» What you have to do
Return the lines below that carry the word "screenshot".

» Data entries
◆ ◆ ◆

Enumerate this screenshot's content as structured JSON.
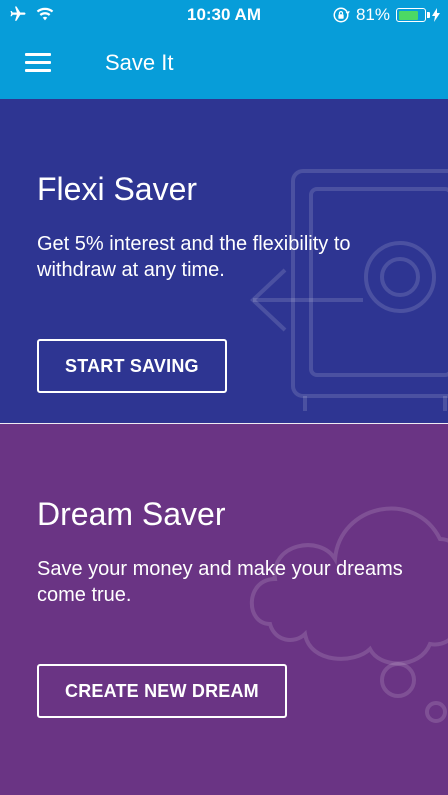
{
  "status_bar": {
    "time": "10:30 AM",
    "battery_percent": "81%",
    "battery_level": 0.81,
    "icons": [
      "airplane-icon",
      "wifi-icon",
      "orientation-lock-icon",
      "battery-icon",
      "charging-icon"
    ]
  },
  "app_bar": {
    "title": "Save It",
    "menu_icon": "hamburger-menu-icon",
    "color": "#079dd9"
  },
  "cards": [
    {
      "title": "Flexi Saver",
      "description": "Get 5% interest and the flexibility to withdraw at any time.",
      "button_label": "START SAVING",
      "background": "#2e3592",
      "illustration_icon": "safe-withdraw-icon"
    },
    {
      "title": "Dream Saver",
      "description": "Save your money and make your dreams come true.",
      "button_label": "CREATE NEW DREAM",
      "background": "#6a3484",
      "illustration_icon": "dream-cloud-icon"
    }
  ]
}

◆ ◆ ◆

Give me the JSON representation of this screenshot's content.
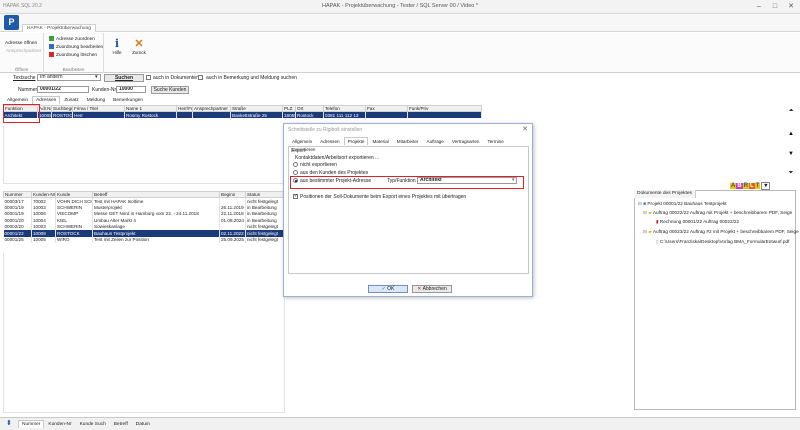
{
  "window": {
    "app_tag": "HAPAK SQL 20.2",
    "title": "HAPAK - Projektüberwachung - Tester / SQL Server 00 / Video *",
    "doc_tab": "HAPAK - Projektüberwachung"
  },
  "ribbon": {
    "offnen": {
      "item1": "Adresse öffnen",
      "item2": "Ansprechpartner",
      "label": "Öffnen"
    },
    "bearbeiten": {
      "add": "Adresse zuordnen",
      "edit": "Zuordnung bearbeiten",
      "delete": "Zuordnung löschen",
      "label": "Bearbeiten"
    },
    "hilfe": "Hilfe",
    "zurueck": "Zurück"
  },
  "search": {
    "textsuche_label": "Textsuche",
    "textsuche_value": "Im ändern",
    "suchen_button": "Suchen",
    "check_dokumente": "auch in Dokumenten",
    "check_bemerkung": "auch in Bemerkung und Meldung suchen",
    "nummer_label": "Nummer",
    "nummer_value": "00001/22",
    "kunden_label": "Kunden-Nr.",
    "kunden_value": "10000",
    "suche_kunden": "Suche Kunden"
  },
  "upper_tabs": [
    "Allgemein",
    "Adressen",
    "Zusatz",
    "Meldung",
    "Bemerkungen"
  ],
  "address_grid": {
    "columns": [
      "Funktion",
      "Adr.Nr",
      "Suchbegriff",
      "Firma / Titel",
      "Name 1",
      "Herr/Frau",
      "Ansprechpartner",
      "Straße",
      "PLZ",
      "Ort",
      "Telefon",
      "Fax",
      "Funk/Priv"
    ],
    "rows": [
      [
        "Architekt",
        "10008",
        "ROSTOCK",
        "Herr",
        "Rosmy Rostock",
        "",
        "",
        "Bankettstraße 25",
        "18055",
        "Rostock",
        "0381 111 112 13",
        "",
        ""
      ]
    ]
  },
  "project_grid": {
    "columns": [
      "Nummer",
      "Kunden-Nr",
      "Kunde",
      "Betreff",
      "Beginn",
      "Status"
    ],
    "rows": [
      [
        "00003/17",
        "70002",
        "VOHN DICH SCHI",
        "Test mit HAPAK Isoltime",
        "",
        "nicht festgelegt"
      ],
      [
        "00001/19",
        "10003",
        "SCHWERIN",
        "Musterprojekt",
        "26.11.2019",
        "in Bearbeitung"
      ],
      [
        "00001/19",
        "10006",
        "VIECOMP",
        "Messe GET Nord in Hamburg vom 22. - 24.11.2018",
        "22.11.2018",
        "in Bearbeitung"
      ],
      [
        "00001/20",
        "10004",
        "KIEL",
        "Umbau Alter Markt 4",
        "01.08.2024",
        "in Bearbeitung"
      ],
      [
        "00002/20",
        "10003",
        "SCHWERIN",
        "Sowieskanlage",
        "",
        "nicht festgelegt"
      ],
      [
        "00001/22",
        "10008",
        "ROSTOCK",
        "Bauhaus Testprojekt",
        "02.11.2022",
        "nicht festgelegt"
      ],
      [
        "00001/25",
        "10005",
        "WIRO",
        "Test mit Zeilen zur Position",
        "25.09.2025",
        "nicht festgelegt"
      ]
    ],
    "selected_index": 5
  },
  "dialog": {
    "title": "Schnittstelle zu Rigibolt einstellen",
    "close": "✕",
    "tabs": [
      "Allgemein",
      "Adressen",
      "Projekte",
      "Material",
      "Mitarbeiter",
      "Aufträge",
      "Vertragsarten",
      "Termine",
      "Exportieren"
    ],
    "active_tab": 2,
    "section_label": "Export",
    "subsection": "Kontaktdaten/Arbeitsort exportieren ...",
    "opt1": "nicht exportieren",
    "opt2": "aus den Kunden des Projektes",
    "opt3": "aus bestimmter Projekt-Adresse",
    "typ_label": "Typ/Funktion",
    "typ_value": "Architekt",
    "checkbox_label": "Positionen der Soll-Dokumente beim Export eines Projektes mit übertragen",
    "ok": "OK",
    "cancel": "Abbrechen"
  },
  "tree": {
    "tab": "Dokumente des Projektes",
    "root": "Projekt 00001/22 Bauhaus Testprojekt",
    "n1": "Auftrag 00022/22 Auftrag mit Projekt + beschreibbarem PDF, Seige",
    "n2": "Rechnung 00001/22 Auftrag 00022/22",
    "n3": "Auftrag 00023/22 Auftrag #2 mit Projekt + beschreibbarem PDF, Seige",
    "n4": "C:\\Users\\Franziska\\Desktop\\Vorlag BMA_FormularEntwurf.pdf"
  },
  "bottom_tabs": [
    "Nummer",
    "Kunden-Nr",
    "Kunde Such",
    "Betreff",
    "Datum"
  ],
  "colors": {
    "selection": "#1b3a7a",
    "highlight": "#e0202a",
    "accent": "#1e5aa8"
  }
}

◆ ◆ ◆

» Written response
Enumerate this screenshot's content as structured JSON.
Give me the JSON representation of this screenshot's content.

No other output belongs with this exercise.